(Data listing)
────────────────────

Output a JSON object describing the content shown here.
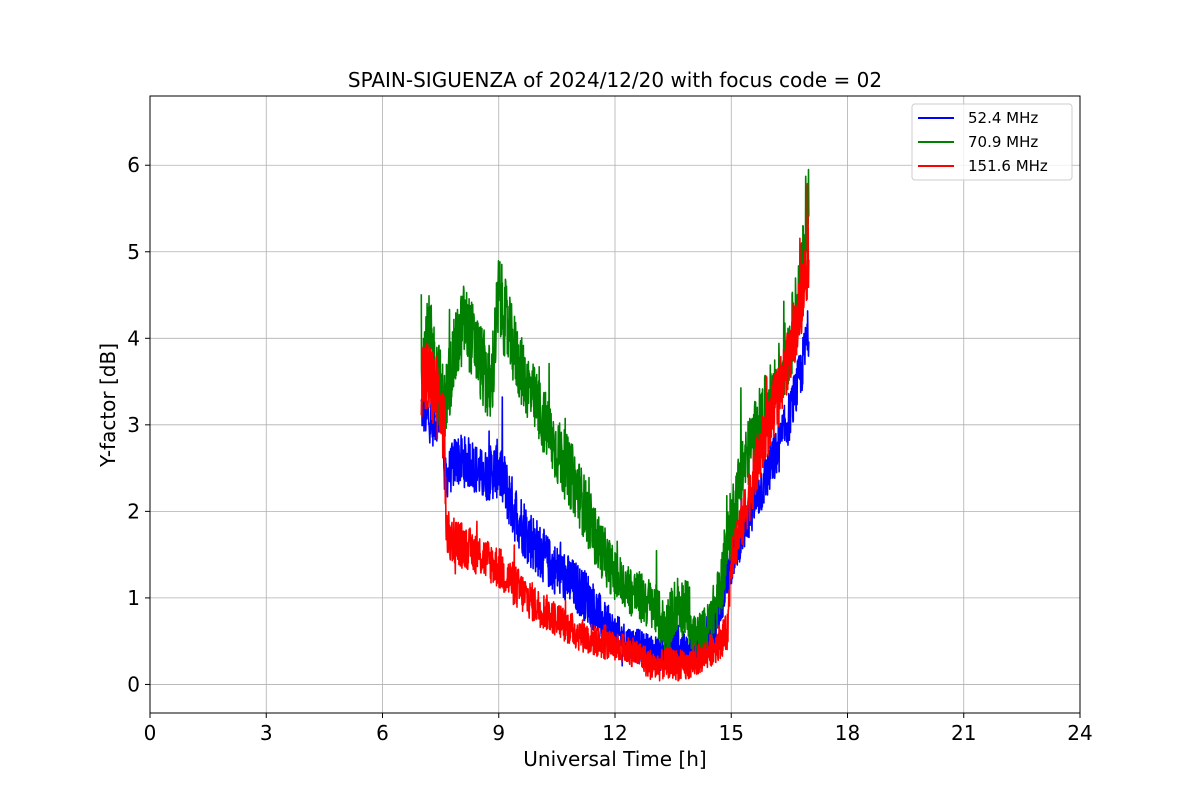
{
  "chart_data": {
    "type": "line",
    "title": "SPAIN-SIGUENZA of 2024/12/20 with focus code = 02",
    "xlabel": "Universal Time [h]",
    "ylabel": "Y-factor [dB]",
    "xlim": [
      0,
      24
    ],
    "ylim": [
      -0.33,
      6.8
    ],
    "xticks": [
      0,
      3,
      6,
      9,
      12,
      15,
      18,
      21,
      24
    ],
    "yticks": [
      0,
      1,
      2,
      3,
      4,
      5,
      6
    ],
    "grid": true,
    "legend_position": "top-right",
    "series": [
      {
        "name": " 52.4 MHz",
        "color": "#0000ff",
        "x": [
          7.0,
          7.3,
          7.55,
          7.6,
          7.9,
          8.3,
          8.6,
          9.0,
          9.4,
          9.8,
          10.3,
          10.8,
          11.3,
          11.8,
          12.3,
          12.8,
          13.2,
          13.6,
          14.0,
          14.3,
          14.6,
          14.8,
          15.1,
          15.4,
          15.8,
          16.2,
          16.5,
          16.8,
          17.0
        ],
        "y": [
          3.2,
          3.0,
          3.2,
          2.35,
          2.6,
          2.55,
          2.4,
          2.5,
          2.0,
          1.7,
          1.4,
          1.2,
          1.0,
          0.65,
          0.5,
          0.4,
          0.35,
          0.45,
          0.35,
          0.55,
          0.75,
          1.05,
          1.55,
          1.9,
          2.3,
          2.7,
          3.1,
          3.6,
          4.1
        ],
        "band": [
          0.3,
          0.25,
          0.3,
          0.25,
          0.3,
          0.3,
          0.3,
          0.35,
          0.35,
          0.35,
          0.3,
          0.3,
          0.3,
          0.25,
          0.2,
          0.2,
          0.2,
          0.2,
          0.2,
          0.2,
          0.25,
          0.25,
          0.25,
          0.3,
          0.3,
          0.3,
          0.3,
          0.3,
          0.3
        ]
      },
      {
        "name": " 70.9 MHz",
        "color": "#008000",
        "x": [
          7.0,
          7.2,
          7.4,
          7.6,
          7.8,
          8.1,
          8.4,
          8.8,
          9.0,
          9.3,
          9.6,
          10.0,
          10.5,
          11.0,
          11.5,
          12.0,
          12.5,
          13.0,
          13.3,
          13.6,
          13.9,
          14.1,
          14.4,
          14.7,
          15.0,
          15.3,
          15.7,
          16.1,
          16.5,
          16.8,
          17.0
        ],
        "y": [
          3.7,
          4.0,
          3.6,
          3.2,
          3.7,
          4.2,
          3.9,
          3.4,
          4.5,
          4.0,
          3.6,
          3.2,
          2.7,
          2.3,
          1.7,
          1.25,
          1.05,
          0.9,
          0.65,
          0.95,
          0.85,
          0.5,
          0.65,
          1.05,
          1.9,
          2.5,
          3.0,
          3.4,
          3.9,
          4.6,
          5.6
        ],
        "band": [
          0.5,
          0.5,
          0.5,
          0.45,
          0.45,
          0.45,
          0.45,
          0.5,
          0.5,
          0.45,
          0.4,
          0.4,
          0.4,
          0.4,
          0.35,
          0.3,
          0.3,
          0.3,
          0.3,
          0.35,
          0.35,
          0.3,
          0.3,
          0.35,
          0.4,
          0.4,
          0.4,
          0.4,
          0.45,
          0.5,
          0.5
        ]
      },
      {
        "name": "151.6 MHz",
        "color": "#ff0000",
        "x": [
          7.0,
          7.2,
          7.45,
          7.6,
          7.65,
          7.8,
          8.1,
          8.5,
          9.0,
          9.5,
          10.0,
          10.5,
          11.0,
          11.5,
          12.0,
          12.5,
          13.0,
          13.4,
          13.8,
          14.2,
          14.6,
          14.9,
          15.0,
          15.3,
          15.7,
          16.1,
          16.5,
          16.8,
          17.0
        ],
        "y": [
          3.6,
          3.5,
          3.3,
          2.9,
          1.7,
          1.7,
          1.6,
          1.5,
          1.35,
          1.1,
          0.9,
          0.75,
          0.6,
          0.5,
          0.42,
          0.38,
          0.2,
          0.25,
          0.2,
          0.3,
          0.45,
          0.6,
          1.5,
          1.9,
          2.6,
          3.2,
          3.8,
          4.4,
          5.0
        ],
        "band": [
          0.5,
          0.5,
          0.45,
          0.4,
          0.3,
          0.3,
          0.25,
          0.25,
          0.25,
          0.25,
          0.22,
          0.2,
          0.2,
          0.18,
          0.18,
          0.18,
          0.18,
          0.18,
          0.18,
          0.18,
          0.2,
          0.22,
          0.3,
          0.3,
          0.35,
          0.35,
          0.35,
          0.4,
          0.45
        ]
      }
    ]
  }
}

────────────────────

[Aim] Collect from the data above every line that includes "name".

[Task result]
        "name": " 52.4 MHz",
        "name": " 70.9 MHz",
        "name": "151.6 MHz",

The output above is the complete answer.